begin Material for the task
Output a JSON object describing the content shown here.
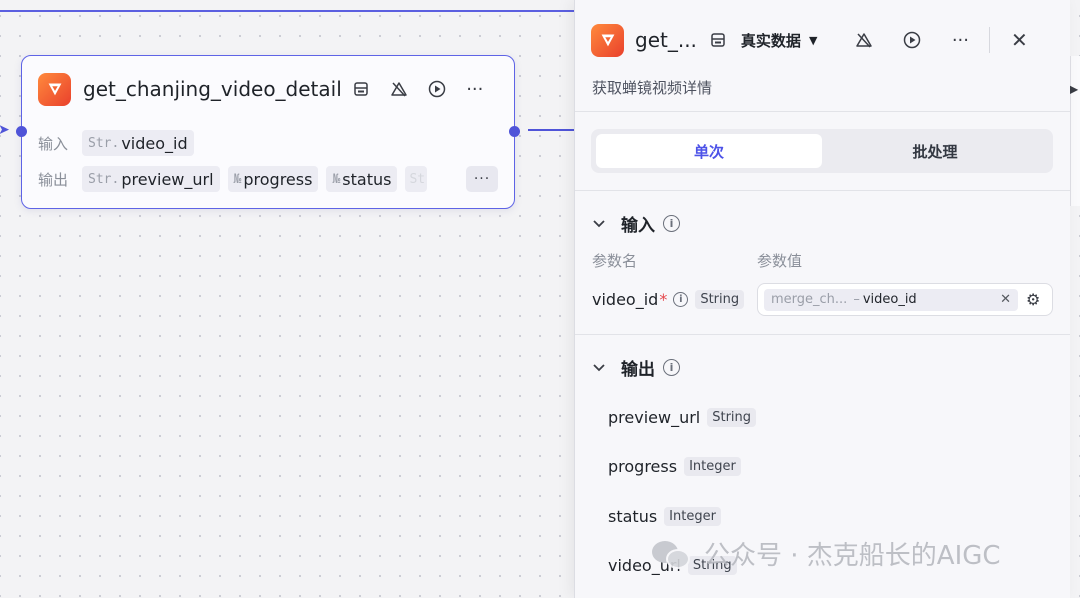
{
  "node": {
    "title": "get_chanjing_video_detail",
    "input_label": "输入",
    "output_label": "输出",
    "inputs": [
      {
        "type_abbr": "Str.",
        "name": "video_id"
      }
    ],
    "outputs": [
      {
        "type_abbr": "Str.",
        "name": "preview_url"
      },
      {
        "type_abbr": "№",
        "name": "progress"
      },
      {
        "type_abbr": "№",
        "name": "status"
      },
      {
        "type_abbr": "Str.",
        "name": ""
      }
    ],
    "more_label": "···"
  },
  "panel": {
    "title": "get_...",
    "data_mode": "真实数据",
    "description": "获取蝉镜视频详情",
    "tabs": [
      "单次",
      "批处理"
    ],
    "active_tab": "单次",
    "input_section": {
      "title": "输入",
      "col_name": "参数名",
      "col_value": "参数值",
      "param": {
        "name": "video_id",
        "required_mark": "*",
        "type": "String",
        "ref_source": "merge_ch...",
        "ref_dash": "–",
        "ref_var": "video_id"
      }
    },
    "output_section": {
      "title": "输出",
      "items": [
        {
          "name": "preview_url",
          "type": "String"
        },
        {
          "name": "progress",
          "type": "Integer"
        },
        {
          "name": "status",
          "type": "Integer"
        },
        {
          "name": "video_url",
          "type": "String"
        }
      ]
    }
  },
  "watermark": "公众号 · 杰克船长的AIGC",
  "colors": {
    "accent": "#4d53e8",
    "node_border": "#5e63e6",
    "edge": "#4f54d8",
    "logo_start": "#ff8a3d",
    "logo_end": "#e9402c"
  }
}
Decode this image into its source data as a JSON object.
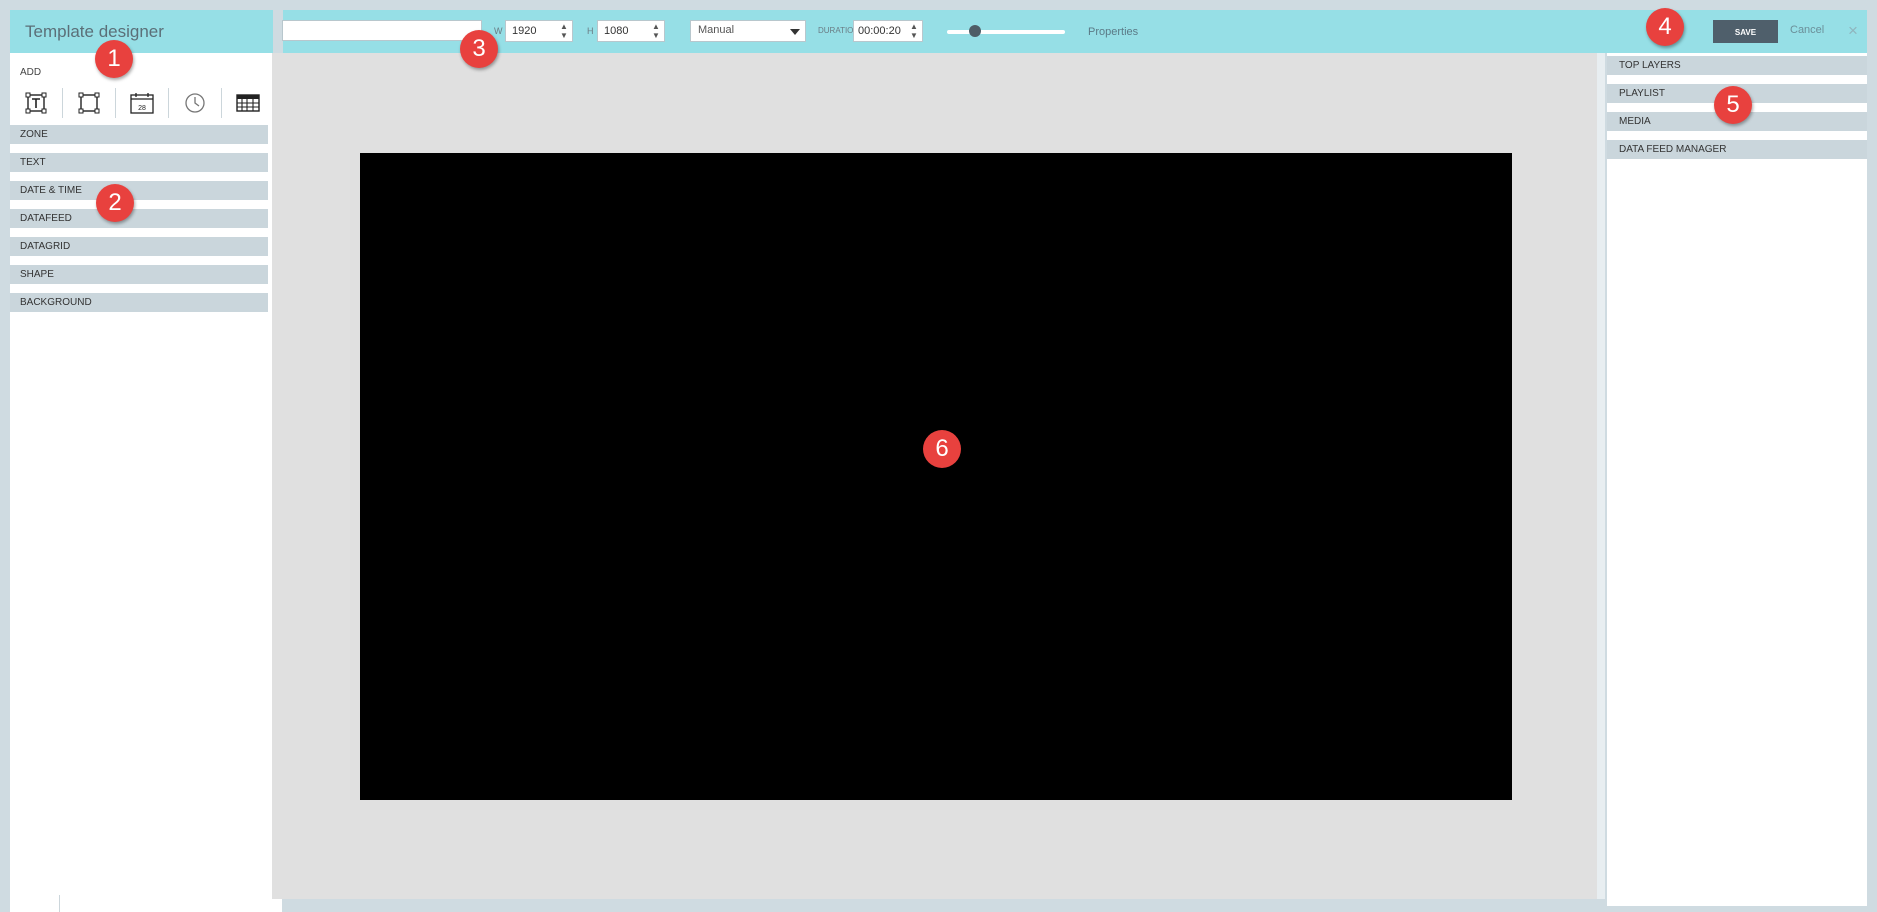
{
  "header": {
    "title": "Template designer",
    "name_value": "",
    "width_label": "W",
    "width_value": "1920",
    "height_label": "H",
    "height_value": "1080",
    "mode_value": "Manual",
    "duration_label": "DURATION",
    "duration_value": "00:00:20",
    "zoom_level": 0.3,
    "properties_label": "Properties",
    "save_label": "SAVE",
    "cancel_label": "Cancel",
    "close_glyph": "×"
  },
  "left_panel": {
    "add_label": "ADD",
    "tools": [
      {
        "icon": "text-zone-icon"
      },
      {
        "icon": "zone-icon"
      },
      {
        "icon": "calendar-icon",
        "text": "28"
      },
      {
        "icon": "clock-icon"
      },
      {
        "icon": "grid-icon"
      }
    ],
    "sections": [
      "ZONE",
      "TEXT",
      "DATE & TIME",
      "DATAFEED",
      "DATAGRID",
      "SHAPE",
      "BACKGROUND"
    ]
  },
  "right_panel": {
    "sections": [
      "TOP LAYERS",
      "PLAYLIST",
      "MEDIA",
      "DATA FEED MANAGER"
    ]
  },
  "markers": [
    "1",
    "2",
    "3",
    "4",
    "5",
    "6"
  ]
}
end Material for the task
Exercise brief: All entries must be written out again exactly as given, with no pictures in the copy.

Task result:
Output a JSON object describing the content shown here.
{
  "node": {
    "title": "get_chanjing_video_detail",
    "input_label": "输入",
    "output_label": "输出",
    "inputs": [
      {
        "type_abbr": "Str.",
        "name": "video_id"
      }
    ],
    "outputs": [
      {
        "type_abbr": "Str.",
        "name": "preview_url"
      },
      {
        "type_abbr": "№",
        "name": "progress"
      },
      {
        "type_abbr": "№",
        "name": "status"
      },
      {
        "type_abbr": "Str.",
        "name": ""
      }
    ],
    "more_label": "···"
  },
  "panel": {
    "title": "get_...",
    "data_mode": "真实数据",
    "description": "获取蝉镜视频详情",
    "tabs": [
      "单次",
      "批处理"
    ],
    "active_tab": "单次",
    "input_section": {
      "title": "输入",
      "col_name": "参数名",
      "col_value": "参数值",
      "param": {
        "name": "video_id",
        "required_mark": "*",
        "type": "String",
        "ref_source": "merge_ch...",
        "ref_dash": "–",
        "ref_var": "video_id"
      }
    },
    "output_section": {
      "title": "输出",
      "items": [
        {
          "name": "preview_url",
          "type": "String"
        },
        {
          "name": "progress",
          "type": "Integer"
        },
        {
          "name": "status",
          "type": "Integer"
        },
        {
          "name": "video_url",
          "type": "String"
        }
      ]
    }
  },
  "watermark": "公众号 · 杰克船长的AIGC",
  "colors": {
    "accent": "#4d53e8",
    "node_border": "#5e63e6",
    "edge": "#4f54d8",
    "logo_start": "#ff8a3d",
    "logo_end": "#e9402c"
  }
}
Decode this image into its source data as a JSON object.
{
  "header": {
    "title": "Template designer",
    "name_value": "",
    "width_label": "W",
    "width_value": "1920",
    "height_label": "H",
    "height_value": "1080",
    "mode_value": "Manual",
    "duration_label": "DURATION",
    "duration_value": "00:00:20",
    "zoom_level": 0.3,
    "properties_label": "Properties",
    "save_label": "SAVE",
    "cancel_label": "Cancel",
    "close_glyph": "×"
  },
  "left_panel": {
    "add_label": "ADD",
    "tools": [
      {
        "icon": "text-zone-icon"
      },
      {
        "icon": "zone-icon"
      },
      {
        "icon": "calendar-icon",
        "text": "28"
      },
      {
        "icon": "clock-icon"
      },
      {
        "icon": "grid-icon"
      }
    ],
    "sections": [
      "ZONE",
      "TEXT",
      "DATE & TIME",
      "DATAFEED",
      "DATAGRID",
      "SHAPE",
      "BACKGROUND"
    ]
  },
  "right_panel": {
    "sections": [
      "TOP LAYERS",
      "PLAYLIST",
      "MEDIA",
      "DATA FEED MANAGER"
    ]
  },
  "markers": [
    "1",
    "2",
    "3",
    "4",
    "5",
    "6"
  ]
}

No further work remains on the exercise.